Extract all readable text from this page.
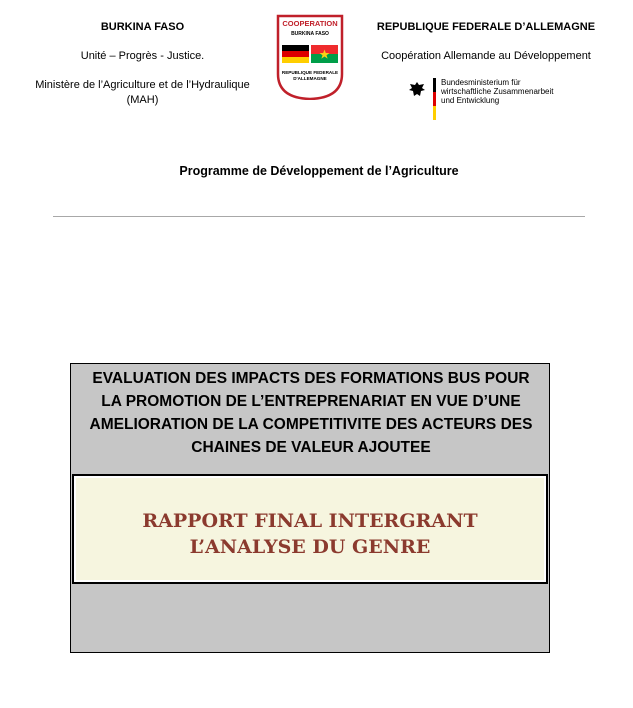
BURKINA FASO
Unité – Progrès - Justice.
Ministère de l’Agriculture et de l’Hydraulique
(MAH)
COOPERATION
BURKINA FASO
REPUBLIQUE FEDERALE
D'ALLEMAGNE
REPUBLIQUE FEDERALE D’ALLEMAGNE
Coopération Allemande au Développement
Bundesministerium für
wirtschaftliche Zusammenarbeit
und Entwicklung
Programme de Développement de l’Agriculture
EVALUATION DES IMPACTS DES FORMATIONS BUS POUR
LA PROMOTION DE L’ENTREPRENARIAT EN VUE D’UNE
AMELIORATION DE LA COMPETITIVITE DES ACTEURS DES
CHAINES DE VALEUR AJOUTEE
RAPPORT FINAL INTERGRANT
L’ANALYSE DU GENRE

————

> _WHAT TO DO_
Repeat the records above verbatim, with no pictures in the result.

> _RESULT OF THE EXERCISE_
Extract all readable text from this page.
BURKINA FASO
Unité – Progrès - Justice.
Ministère de l’Agriculture et de l’Hydraulique
(MAH)
COOPERATION
BURKINA FASO
REPUBLIQUE FEDERALE
D'ALLEMAGNE
REPUBLIQUE FEDERALE D’ALLEMAGNE
Coopération Allemande au Développement
Bundesministerium für
wirtschaftliche Zusammenarbeit
und Entwicklung
Programme de Développement de l’Agriculture
EVALUATION DES IMPACTS DES FORMATIONS BUS POUR
LA PROMOTION DE L’ENTREPRENARIAT EN VUE D’UNE
AMELIORATION DE LA COMPETITIVITE DES ACTEURS DES
CHAINES DE VALEUR AJOUTEE
RAPPORT FINAL INTERGRANT
L’ANALYSE DU GENRE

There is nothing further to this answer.